— What to work on —
Output the entries below exactly as written, omitting pictures.

— The data —
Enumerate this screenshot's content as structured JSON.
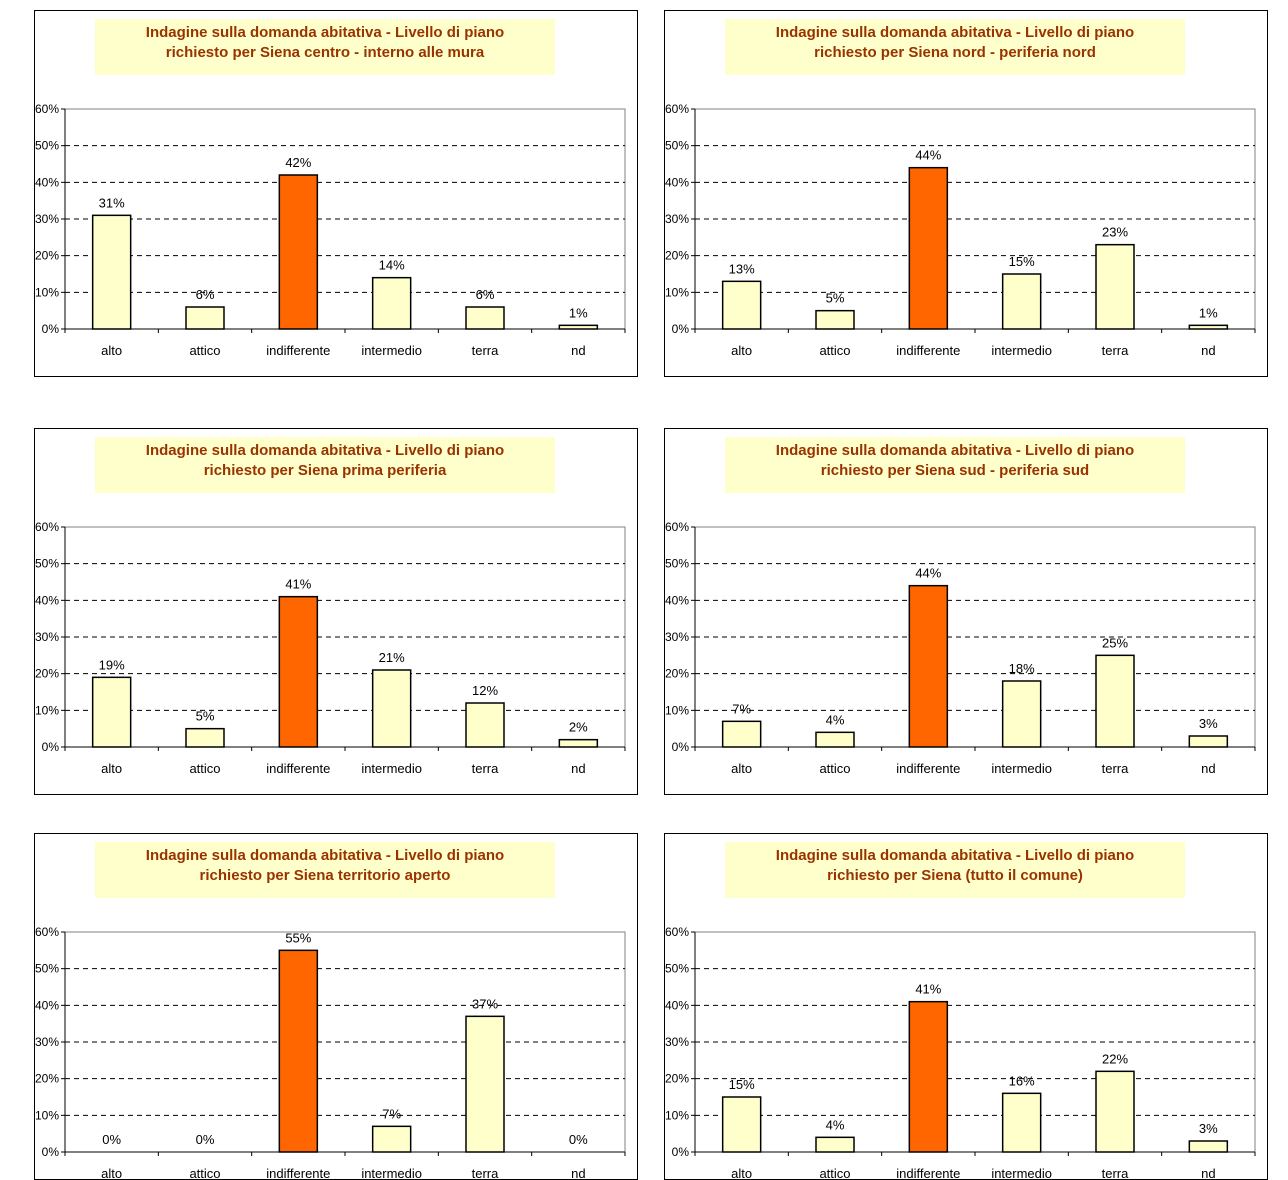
{
  "colors": {
    "bar_default": "#ffffcc",
    "bar_highlight": "#ff6600",
    "title_text": "#993300",
    "title_background": "#ffffcc",
    "grid": "#000000",
    "plot_border": "#808080"
  },
  "chart_data": [
    {
      "type": "bar",
      "title_line1": "Indagine sulla domanda abitativa - Livello di piano",
      "title_line2": "richiesto per Siena centro - interno alle mura",
      "categories": [
        "alto",
        "attico",
        "indifferente",
        "intermedio",
        "terra",
        "nd"
      ],
      "values": [
        31,
        6,
        42,
        14,
        6,
        1
      ],
      "labels": [
        "31%",
        "6%",
        "42%",
        "14%",
        "6%",
        "1%"
      ],
      "highlight_index": 2,
      "ylim": [
        0,
        60
      ],
      "yticks": [
        "0%",
        "10%",
        "20%",
        "30%",
        "40%",
        "50%",
        "60%"
      ],
      "grid": true
    },
    {
      "type": "bar",
      "title_line1": "Indagine sulla domanda abitativa - Livello di piano",
      "title_line2": "richiesto per Siena nord - periferia nord",
      "categories": [
        "alto",
        "attico",
        "indifferente",
        "intermedio",
        "terra",
        "nd"
      ],
      "values": [
        13,
        5,
        44,
        15,
        23,
        1
      ],
      "labels": [
        "13%",
        "5%",
        "44%",
        "15%",
        "23%",
        "1%"
      ],
      "highlight_index": 2,
      "ylim": [
        0,
        60
      ],
      "yticks": [
        "0%",
        "10%",
        "20%",
        "30%",
        "40%",
        "50%",
        "60%"
      ],
      "grid": true
    },
    {
      "type": "bar",
      "title_line1": "Indagine sulla domanda abitativa - Livello di piano",
      "title_line2": "richiesto per Siena prima periferia",
      "categories": [
        "alto",
        "attico",
        "indifferente",
        "intermedio",
        "terra",
        "nd"
      ],
      "values": [
        19,
        5,
        41,
        21,
        12,
        2
      ],
      "labels": [
        "19%",
        "5%",
        "41%",
        "21%",
        "12%",
        "2%"
      ],
      "highlight_index": 2,
      "ylim": [
        0,
        60
      ],
      "yticks": [
        "0%",
        "10%",
        "20%",
        "30%",
        "40%",
        "50%",
        "60%"
      ],
      "grid": true
    },
    {
      "type": "bar",
      "title_line1": "Indagine sulla domanda abitativa - Livello di piano",
      "title_line2": "richiesto per Siena sud - periferia sud",
      "categories": [
        "alto",
        "attico",
        "indifferente",
        "intermedio",
        "terra",
        "nd"
      ],
      "values": [
        7,
        4,
        44,
        18,
        25,
        3
      ],
      "labels": [
        "7%",
        "4%",
        "44%",
        "18%",
        "25%",
        "3%"
      ],
      "highlight_index": 2,
      "ylim": [
        0,
        60
      ],
      "yticks": [
        "0%",
        "10%",
        "20%",
        "30%",
        "40%",
        "50%",
        "60%"
      ],
      "grid": true
    },
    {
      "type": "bar",
      "title_line1": "Indagine sulla domanda abitativa - Livello di piano",
      "title_line2": "richiesto per Siena territorio aperto",
      "categories": [
        "alto",
        "attico",
        "indifferente",
        "intermedio",
        "terra",
        "nd"
      ],
      "values": [
        0,
        0,
        55,
        7,
        37,
        0
      ],
      "labels": [
        "0%",
        "0%",
        "55%",
        "7%",
        "37%",
        "0%"
      ],
      "highlight_index": 2,
      "ylim": [
        0,
        60
      ],
      "yticks": [
        "0%",
        "10%",
        "20%",
        "30%",
        "40%",
        "50%",
        "60%"
      ],
      "grid": true
    },
    {
      "type": "bar",
      "title_line1": "Indagine sulla domanda abitativa - Livello di piano",
      "title_line2": "richiesto per Siena (tutto il comune)",
      "categories": [
        "alto",
        "attico",
        "indifferente",
        "intermedio",
        "terra",
        "nd"
      ],
      "values": [
        15,
        4,
        41,
        16,
        22,
        3
      ],
      "labels": [
        "15%",
        "4%",
        "41%",
        "16%",
        "22%",
        "3%"
      ],
      "highlight_index": 2,
      "ylim": [
        0,
        60
      ],
      "yticks": [
        "0%",
        "10%",
        "20%",
        "30%",
        "40%",
        "50%",
        "60%"
      ],
      "grid": true
    }
  ]
}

— Response —
Enumerate this screenshot's content as structured JSON.
{
  "colors": {
    "bar_default": "#ffffcc",
    "bar_highlight": "#ff6600",
    "title_text": "#993300",
    "title_background": "#ffffcc",
    "grid": "#000000",
    "plot_border": "#808080"
  },
  "chart_data": [
    {
      "type": "bar",
      "title_line1": "Indagine sulla domanda abitativa - Livello di piano",
      "title_line2": "richiesto per Siena centro - interno alle mura",
      "categories": [
        "alto",
        "attico",
        "indifferente",
        "intermedio",
        "terra",
        "nd"
      ],
      "values": [
        31,
        6,
        42,
        14,
        6,
        1
      ],
      "labels": [
        "31%",
        "6%",
        "42%",
        "14%",
        "6%",
        "1%"
      ],
      "highlight_index": 2,
      "ylim": [
        0,
        60
      ],
      "yticks": [
        "0%",
        "10%",
        "20%",
        "30%",
        "40%",
        "50%",
        "60%"
      ],
      "grid": true
    },
    {
      "type": "bar",
      "title_line1": "Indagine sulla domanda abitativa - Livello di piano",
      "title_line2": "richiesto per Siena nord - periferia nord",
      "categories": [
        "alto",
        "attico",
        "indifferente",
        "intermedio",
        "terra",
        "nd"
      ],
      "values": [
        13,
        5,
        44,
        15,
        23,
        1
      ],
      "labels": [
        "13%",
        "5%",
        "44%",
        "15%",
        "23%",
        "1%"
      ],
      "highlight_index": 2,
      "ylim": [
        0,
        60
      ],
      "yticks": [
        "0%",
        "10%",
        "20%",
        "30%",
        "40%",
        "50%",
        "60%"
      ],
      "grid": true
    },
    {
      "type": "bar",
      "title_line1": "Indagine sulla domanda abitativa - Livello di piano",
      "title_line2": "richiesto per Siena prima periferia",
      "categories": [
        "alto",
        "attico",
        "indifferente",
        "intermedio",
        "terra",
        "nd"
      ],
      "values": [
        19,
        5,
        41,
        21,
        12,
        2
      ],
      "labels": [
        "19%",
        "5%",
        "41%",
        "21%",
        "12%",
        "2%"
      ],
      "highlight_index": 2,
      "ylim": [
        0,
        60
      ],
      "yticks": [
        "0%",
        "10%",
        "20%",
        "30%",
        "40%",
        "50%",
        "60%"
      ],
      "grid": true
    },
    {
      "type": "bar",
      "title_line1": "Indagine sulla domanda abitativa - Livello di piano",
      "title_line2": "richiesto per Siena sud - periferia sud",
      "categories": [
        "alto",
        "attico",
        "indifferente",
        "intermedio",
        "terra",
        "nd"
      ],
      "values": [
        7,
        4,
        44,
        18,
        25,
        3
      ],
      "labels": [
        "7%",
        "4%",
        "44%",
        "18%",
        "25%",
        "3%"
      ],
      "highlight_index": 2,
      "ylim": [
        0,
        60
      ],
      "yticks": [
        "0%",
        "10%",
        "20%",
        "30%",
        "40%",
        "50%",
        "60%"
      ],
      "grid": true
    },
    {
      "type": "bar",
      "title_line1": "Indagine sulla domanda abitativa - Livello di piano",
      "title_line2": "richiesto per Siena territorio aperto",
      "categories": [
        "alto",
        "attico",
        "indifferente",
        "intermedio",
        "terra",
        "nd"
      ],
      "values": [
        0,
        0,
        55,
        7,
        37,
        0
      ],
      "labels": [
        "0%",
        "0%",
        "55%",
        "7%",
        "37%",
        "0%"
      ],
      "highlight_index": 2,
      "ylim": [
        0,
        60
      ],
      "yticks": [
        "0%",
        "10%",
        "20%",
        "30%",
        "40%",
        "50%",
        "60%"
      ],
      "grid": true
    },
    {
      "type": "bar",
      "title_line1": "Indagine sulla domanda abitativa - Livello di piano",
      "title_line2": "richiesto per Siena (tutto il comune)",
      "categories": [
        "alto",
        "attico",
        "indifferente",
        "intermedio",
        "terra",
        "nd"
      ],
      "values": [
        15,
        4,
        41,
        16,
        22,
        3
      ],
      "labels": [
        "15%",
        "4%",
        "41%",
        "16%",
        "22%",
        "3%"
      ],
      "highlight_index": 2,
      "ylim": [
        0,
        60
      ],
      "yticks": [
        "0%",
        "10%",
        "20%",
        "30%",
        "40%",
        "50%",
        "60%"
      ],
      "grid": true
    }
  ]
}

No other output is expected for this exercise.